[GOAL OF THE EXERCISE] Write each line out exactly, leaving none out.
_ _ _ _
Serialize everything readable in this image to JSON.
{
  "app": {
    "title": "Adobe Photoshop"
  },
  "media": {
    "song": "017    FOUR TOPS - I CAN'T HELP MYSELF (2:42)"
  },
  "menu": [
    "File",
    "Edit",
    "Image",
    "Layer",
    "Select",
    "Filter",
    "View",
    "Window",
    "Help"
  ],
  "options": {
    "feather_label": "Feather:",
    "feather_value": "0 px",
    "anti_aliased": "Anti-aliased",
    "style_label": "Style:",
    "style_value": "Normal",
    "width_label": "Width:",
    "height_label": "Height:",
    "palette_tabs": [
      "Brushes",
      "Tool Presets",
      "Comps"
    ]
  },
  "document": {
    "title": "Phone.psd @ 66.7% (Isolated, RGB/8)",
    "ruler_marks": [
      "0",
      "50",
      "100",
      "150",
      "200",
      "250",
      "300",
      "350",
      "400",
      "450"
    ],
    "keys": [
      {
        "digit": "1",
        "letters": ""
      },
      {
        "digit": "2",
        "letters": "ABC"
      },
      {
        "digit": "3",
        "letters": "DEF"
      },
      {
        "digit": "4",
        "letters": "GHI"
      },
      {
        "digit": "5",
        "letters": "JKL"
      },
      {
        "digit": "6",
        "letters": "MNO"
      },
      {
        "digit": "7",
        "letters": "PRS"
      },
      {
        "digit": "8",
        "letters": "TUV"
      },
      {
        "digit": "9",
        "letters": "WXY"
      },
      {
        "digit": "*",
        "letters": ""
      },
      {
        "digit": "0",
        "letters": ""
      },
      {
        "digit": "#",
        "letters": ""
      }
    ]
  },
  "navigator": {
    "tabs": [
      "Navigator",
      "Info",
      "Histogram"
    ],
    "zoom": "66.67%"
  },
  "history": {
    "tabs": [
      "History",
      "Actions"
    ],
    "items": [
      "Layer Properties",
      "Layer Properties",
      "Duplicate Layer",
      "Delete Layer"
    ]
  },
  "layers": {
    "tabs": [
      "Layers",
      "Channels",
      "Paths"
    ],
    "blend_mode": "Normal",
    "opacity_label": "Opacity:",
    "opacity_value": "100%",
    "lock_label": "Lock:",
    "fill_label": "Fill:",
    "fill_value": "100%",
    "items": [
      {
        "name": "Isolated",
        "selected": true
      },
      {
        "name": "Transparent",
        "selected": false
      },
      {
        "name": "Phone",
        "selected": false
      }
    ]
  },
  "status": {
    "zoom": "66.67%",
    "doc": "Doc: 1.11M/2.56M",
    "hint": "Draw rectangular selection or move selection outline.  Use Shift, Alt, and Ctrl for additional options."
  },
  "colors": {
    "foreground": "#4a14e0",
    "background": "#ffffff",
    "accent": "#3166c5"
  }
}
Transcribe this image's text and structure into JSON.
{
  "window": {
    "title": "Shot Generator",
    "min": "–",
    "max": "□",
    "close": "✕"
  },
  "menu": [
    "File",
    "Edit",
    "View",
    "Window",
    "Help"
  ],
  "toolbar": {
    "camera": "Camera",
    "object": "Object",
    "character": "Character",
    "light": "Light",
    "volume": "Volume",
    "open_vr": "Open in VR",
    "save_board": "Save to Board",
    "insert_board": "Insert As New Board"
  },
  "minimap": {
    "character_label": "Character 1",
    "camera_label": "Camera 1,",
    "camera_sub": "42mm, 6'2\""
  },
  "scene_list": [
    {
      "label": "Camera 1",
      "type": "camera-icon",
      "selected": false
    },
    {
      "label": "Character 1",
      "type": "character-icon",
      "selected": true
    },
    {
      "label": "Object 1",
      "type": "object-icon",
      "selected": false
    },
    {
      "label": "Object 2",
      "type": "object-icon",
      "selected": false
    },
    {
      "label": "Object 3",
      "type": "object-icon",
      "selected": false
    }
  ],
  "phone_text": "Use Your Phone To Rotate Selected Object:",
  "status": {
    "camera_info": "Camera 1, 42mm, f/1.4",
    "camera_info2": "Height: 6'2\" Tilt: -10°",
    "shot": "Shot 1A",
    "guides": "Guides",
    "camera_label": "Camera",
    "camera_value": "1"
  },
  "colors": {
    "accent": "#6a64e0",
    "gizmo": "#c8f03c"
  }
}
_ _ _ _
[FINISHED ANSWER]
Serialize everything readable in this image to JSON.
{
  "app": {
    "title": "Adobe Photoshop"
  },
  "media": {
    "song": "017    FOUR TOPS - I CAN'T HELP MYSELF (2:42)"
  },
  "menu": [
    "File",
    "Edit",
    "Image",
    "Layer",
    "Select",
    "Filter",
    "View",
    "Window",
    "Help"
  ],
  "options": {
    "feather_label": "Feather:",
    "feather_value": "0 px",
    "anti_aliased": "Anti-aliased",
    "style_label": "Style:",
    "style_value": "Normal",
    "width_label": "Width:",
    "height_label": "Height:",
    "palette_tabs": [
      "Brushes",
      "Tool Presets",
      "Comps"
    ]
  },
  "document": {
    "title": "Phone.psd @ 66.7% (Isolated, RGB/8)",
    "ruler_marks": [
      "0",
      "50",
      "100",
      "150",
      "200",
      "250",
      "300",
      "350",
      "400",
      "450"
    ],
    "keys": [
      {
        "digit": "1",
        "letters": ""
      },
      {
        "digit": "2",
        "letters": "ABC"
      },
      {
        "digit": "3",
        "letters": "DEF"
      },
      {
        "digit": "4",
        "letters": "GHI"
      },
      {
        "digit": "5",
        "letters": "JKL"
      },
      {
        "digit": "6",
        "letters": "MNO"
      },
      {
        "digit": "7",
        "letters": "PRS"
      },
      {
        "digit": "8",
        "letters": "TUV"
      },
      {
        "digit": "9",
        "letters": "WXY"
      },
      {
        "digit": "*",
        "letters": ""
      },
      {
        "digit": "0",
        "letters": ""
      },
      {
        "digit": "#",
        "letters": ""
      }
    ]
  },
  "navigator": {
    "tabs": [
      "Navigator",
      "Info",
      "Histogram"
    ],
    "zoom": "66.67%"
  },
  "history": {
    "tabs": [
      "History",
      "Actions"
    ],
    "items": [
      "Layer Properties",
      "Layer Properties",
      "Duplicate Layer",
      "Delete Layer"
    ]
  },
  "layers": {
    "tabs": [
      "Layers",
      "Channels",
      "Paths"
    ],
    "blend_mode": "Normal",
    "opacity_label": "Opacity:",
    "opacity_value": "100%",
    "lock_label": "Lock:",
    "fill_label": "Fill:",
    "fill_value": "100%",
    "items": [
      {
        "name": "Isolated",
        "selected": true
      },
      {
        "name": "Transparent",
        "selected": false
      },
      {
        "name": "Phone",
        "selected": false
      }
    ]
  },
  "status": {
    "zoom": "66.67%",
    "doc": "Doc: 1.11M/2.56M",
    "hint": "Draw rectangular selection or move selection outline.  Use Shift, Alt, and Ctrl for additional options."
  },
  "colors": {
    "foreground": "#4a14e0",
    "background": "#ffffff",
    "accent": "#3166c5"
  }
}
Transcribe this image's text and structure into JSON.
{
  "window": {
    "title": "Shot Generator",
    "min": "–",
    "max": "□",
    "close": "✕"
  },
  "menu": [
    "File",
    "Edit",
    "View",
    "Window",
    "Help"
  ],
  "toolbar": {
    "camera": "Camera",
    "object": "Object",
    "character": "Character",
    "light": "Light",
    "volume": "Volume",
    "open_vr": "Open in VR",
    "save_board": "Save to Board",
    "insert_board": "Insert As New Board"
  },
  "minimap": {
    "character_label": "Character 1",
    "camera_label": "Camera 1,",
    "camera_sub": "42mm, 6'2\""
  },
  "scene_list": [
    {
      "label": "Camera 1",
      "type": "camera-icon",
      "selected": false
    },
    {
      "label": "Character 1",
      "type": "character-icon",
      "selected": true
    },
    {
      "label": "Object 1",
      "type": "object-icon",
      "selected": false
    },
    {
      "label": "Object 2",
      "type": "object-icon",
      "selected": false
    },
    {
      "label": "Object 3",
      "type": "object-icon",
      "selected": false
    }
  ],
  "phone_text": "Use Your Phone To Rotate Selected Object:",
  "status": {
    "camera_info": "Camera 1, 42mm, f/1.4",
    "camera_info2": "Height: 6'2\" Tilt: -10°",
    "shot": "Shot 1A",
    "guides": "Guides",
    "camera_label": "Camera",
    "camera_value": "1"
  },
  "colors": {
    "accent": "#6a64e0",
    "gizmo": "#c8f03c"
  }
}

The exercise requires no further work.